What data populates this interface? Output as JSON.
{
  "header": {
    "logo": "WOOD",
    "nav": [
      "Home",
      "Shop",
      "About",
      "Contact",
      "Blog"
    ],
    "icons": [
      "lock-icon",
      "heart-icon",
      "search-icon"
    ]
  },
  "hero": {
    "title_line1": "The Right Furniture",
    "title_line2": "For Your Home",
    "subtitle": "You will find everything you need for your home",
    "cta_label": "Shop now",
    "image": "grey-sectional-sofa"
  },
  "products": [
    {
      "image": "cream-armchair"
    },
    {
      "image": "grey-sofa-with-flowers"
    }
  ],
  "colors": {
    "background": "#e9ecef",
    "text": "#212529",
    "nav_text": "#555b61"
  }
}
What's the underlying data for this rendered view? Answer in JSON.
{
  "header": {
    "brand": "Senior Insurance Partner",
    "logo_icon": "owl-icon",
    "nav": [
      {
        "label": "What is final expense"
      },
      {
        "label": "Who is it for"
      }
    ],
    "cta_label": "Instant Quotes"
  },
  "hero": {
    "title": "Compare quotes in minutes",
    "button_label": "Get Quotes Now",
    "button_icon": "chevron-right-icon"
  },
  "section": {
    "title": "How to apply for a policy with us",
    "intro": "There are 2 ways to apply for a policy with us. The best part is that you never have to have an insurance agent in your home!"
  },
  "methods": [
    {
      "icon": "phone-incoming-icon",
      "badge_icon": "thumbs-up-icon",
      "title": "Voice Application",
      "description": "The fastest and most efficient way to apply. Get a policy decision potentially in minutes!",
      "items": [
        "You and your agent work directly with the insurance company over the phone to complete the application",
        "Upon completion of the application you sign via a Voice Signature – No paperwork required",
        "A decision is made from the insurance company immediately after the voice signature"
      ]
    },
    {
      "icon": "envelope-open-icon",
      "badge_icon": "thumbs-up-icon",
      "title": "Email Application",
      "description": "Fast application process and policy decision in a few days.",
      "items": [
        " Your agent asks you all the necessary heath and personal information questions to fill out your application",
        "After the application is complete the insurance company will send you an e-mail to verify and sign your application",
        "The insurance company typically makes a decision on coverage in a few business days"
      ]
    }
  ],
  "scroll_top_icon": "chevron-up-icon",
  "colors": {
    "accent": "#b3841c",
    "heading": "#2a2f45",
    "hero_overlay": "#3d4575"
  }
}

### Required task
Each line of the data that includes the word "description" counts once; report the total and nothing more.

### Problem solution
2